All of the records listed below should be retyped exactly.

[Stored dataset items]
=====
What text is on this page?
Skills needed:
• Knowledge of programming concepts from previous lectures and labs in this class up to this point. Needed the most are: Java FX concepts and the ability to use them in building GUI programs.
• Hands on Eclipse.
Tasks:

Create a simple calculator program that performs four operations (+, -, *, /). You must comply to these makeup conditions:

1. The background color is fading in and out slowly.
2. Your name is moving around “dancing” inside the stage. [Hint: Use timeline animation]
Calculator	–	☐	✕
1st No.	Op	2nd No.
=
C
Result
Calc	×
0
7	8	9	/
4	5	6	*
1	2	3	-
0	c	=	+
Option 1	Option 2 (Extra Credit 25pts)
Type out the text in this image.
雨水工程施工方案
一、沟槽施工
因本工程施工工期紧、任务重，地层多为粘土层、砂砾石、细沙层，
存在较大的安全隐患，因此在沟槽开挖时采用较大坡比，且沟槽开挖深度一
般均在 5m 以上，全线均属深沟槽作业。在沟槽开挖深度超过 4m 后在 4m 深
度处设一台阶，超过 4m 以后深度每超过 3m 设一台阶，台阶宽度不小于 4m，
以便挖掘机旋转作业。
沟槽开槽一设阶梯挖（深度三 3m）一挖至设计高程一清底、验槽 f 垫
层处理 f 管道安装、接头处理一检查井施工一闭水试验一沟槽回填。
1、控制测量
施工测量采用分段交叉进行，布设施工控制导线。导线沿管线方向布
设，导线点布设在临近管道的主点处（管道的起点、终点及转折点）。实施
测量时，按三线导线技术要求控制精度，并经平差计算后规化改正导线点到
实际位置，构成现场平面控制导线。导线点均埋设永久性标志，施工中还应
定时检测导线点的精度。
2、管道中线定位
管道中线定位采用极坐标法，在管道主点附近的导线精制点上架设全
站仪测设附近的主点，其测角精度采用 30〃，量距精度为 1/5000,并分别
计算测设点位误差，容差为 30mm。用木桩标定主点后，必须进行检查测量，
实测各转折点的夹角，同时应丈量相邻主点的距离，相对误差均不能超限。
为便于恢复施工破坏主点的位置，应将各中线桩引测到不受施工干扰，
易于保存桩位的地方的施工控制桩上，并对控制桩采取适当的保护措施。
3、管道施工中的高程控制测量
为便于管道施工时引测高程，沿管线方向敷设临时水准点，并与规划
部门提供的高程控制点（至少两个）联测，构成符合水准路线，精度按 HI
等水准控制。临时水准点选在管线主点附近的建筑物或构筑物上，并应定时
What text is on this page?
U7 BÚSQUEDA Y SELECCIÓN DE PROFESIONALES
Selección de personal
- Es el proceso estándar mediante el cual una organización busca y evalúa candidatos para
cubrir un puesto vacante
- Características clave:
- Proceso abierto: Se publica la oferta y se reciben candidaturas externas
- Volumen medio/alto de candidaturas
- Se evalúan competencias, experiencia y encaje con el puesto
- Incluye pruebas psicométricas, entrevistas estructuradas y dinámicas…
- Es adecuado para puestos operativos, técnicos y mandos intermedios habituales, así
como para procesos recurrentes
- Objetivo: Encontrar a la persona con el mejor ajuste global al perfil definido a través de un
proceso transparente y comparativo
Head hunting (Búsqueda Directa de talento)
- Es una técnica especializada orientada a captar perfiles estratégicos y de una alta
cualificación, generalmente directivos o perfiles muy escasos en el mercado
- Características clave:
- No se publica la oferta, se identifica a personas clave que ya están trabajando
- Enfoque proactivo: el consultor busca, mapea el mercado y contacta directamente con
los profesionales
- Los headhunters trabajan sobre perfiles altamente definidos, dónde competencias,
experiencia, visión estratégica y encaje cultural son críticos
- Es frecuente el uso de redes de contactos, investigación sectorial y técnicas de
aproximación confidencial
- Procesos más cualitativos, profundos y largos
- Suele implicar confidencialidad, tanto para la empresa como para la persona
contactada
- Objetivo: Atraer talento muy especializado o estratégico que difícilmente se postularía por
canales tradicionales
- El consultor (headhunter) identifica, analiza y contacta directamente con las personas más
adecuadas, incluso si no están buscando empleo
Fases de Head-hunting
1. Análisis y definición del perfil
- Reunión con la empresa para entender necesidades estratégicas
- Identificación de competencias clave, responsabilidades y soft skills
=====
● In response
What text is on this page?
Skills needed:
• Knowledge of programming concepts from previous lectures and labs in this class up to this point. Needed the most are: Java FX concepts and the ability to use them in building GUI programs.
• Hands on Eclipse.
Tasks:

Create a simple calculator program that performs four operations (+, -, *, /). You must comply to these makeup conditions:

1. The background color is fading in and out slowly.
2. Your name is moving around “dancing” inside the stage. [Hint: Use timeline animation]
Calculator	–	☐	✕
1st No.	Op	2nd No.
=
C
Result
Calc	×
0
7	8	9	/
4	5	6	*
1	2	3	-
0	c	=	+
Option 1	Option 2 (Extra Credit 25pts)
Type out the text in this image.
雨水工程施工方案
一、沟槽施工
因本工程施工工期紧、任务重，地层多为粘土层、砂砾石、细沙层，
存在较大的安全隐患，因此在沟槽开挖时采用较大坡比，且沟槽开挖深度一
般均在 5m 以上，全线均属深沟槽作业。在沟槽开挖深度超过 4m 后在 4m 深
度处设一台阶，超过 4m 以后深度每超过 3m 设一台阶，台阶宽度不小于 4m，
以便挖掘机旋转作业。
沟槽开槽一设阶梯挖（深度三 3m）一挖至设计高程一清底、验槽 f 垫
层处理 f 管道安装、接头处理一检查井施工一闭水试验一沟槽回填。
1、控制测量
施工测量采用分段交叉进行，布设施工控制导线。导线沿管线方向布
设，导线点布设在临近管道的主点处（管道的起点、终点及转折点）。实施
测量时，按三线导线技术要求控制精度，并经平差计算后规化改正导线点到
实际位置，构成现场平面控制导线。导线点均埋设永久性标志，施工中还应
定时检测导线点的精度。
2、管道中线定位
管道中线定位采用极坐标法，在管道主点附近的导线精制点上架设全
站仪测设附近的主点，其测角精度采用 30〃，量距精度为 1/5000,并分别
计算测设点位误差，容差为 30mm。用木桩标定主点后，必须进行检查测量，
实测各转折点的夹角，同时应丈量相邻主点的距离，相对误差均不能超限。
为便于恢复施工破坏主点的位置，应将各中线桩引测到不受施工干扰，
易于保存桩位的地方的施工控制桩上，并对控制桩采取适当的保护措施。
3、管道施工中的高程控制测量
为便于管道施工时引测高程，沿管线方向敷设临时水准点，并与规划
部门提供的高程控制点（至少两个）联测，构成符合水准路线，精度按 HI
等水准控制。临时水准点选在管线主点附近的建筑物或构筑物上，并应定时
What text is on this page?
U7 BÚSQUEDA Y SELECCIÓN DE PROFESIONALES
Selección de personal
- Es el proceso estándar mediante el cual una organización busca y evalúa candidatos para
cubrir un puesto vacante
- Características clave:
- Proceso abierto: Se publica la oferta y se reciben candidaturas externas
- Volumen medio/alto de candidaturas
- Se evalúan competencias, experiencia y encaje con el puesto
- Incluye pruebas psicométricas, entrevistas estructuradas y dinámicas…
- Es adecuado para puestos operativos, técnicos y mandos intermedios habituales, así
como para procesos recurrentes
- Objetivo: Encontrar a la persona con el mejor ajuste global al perfil definido a través de un
proceso transparente y comparativo
Head hunting (Búsqueda Directa de talento)
- Es una técnica especializada orientada a captar perfiles estratégicos y de una alta
cualificación, generalmente directivos o perfiles muy escasos en el mercado
- Características clave:
- No se publica la oferta, se identifica a personas clave que ya están trabajando
- Enfoque proactivo: el consultor busca, mapea el mercado y contacta directamente con
los profesionales
- Los headhunters trabajan sobre perfiles altamente definidos, dónde competencias,
experiencia, visión estratégica y encaje cultural son críticos
- Es frecuente el uso de redes de contactos, investigación sectorial y técnicas de
aproximación confidencial
- Procesos más cualitativos, profundos y largos
- Suele implicar confidencialidad, tanto para la empresa como para la persona
contactada
- Objetivo: Atraer talento muy especializado o estratégico que difícilmente se postularía por
canales tradicionales
- El consultor (headhunter) identifica, analiza y contacta directamente con las personas más
adecuadas, incluso si no están buscando empleo
Fases de Head-hunting
1. Análisis y definición del perfil
- Reunión con la empresa para entender necesidades estratégicas
- Identificación de competencias clave, responsabilidades y soft skills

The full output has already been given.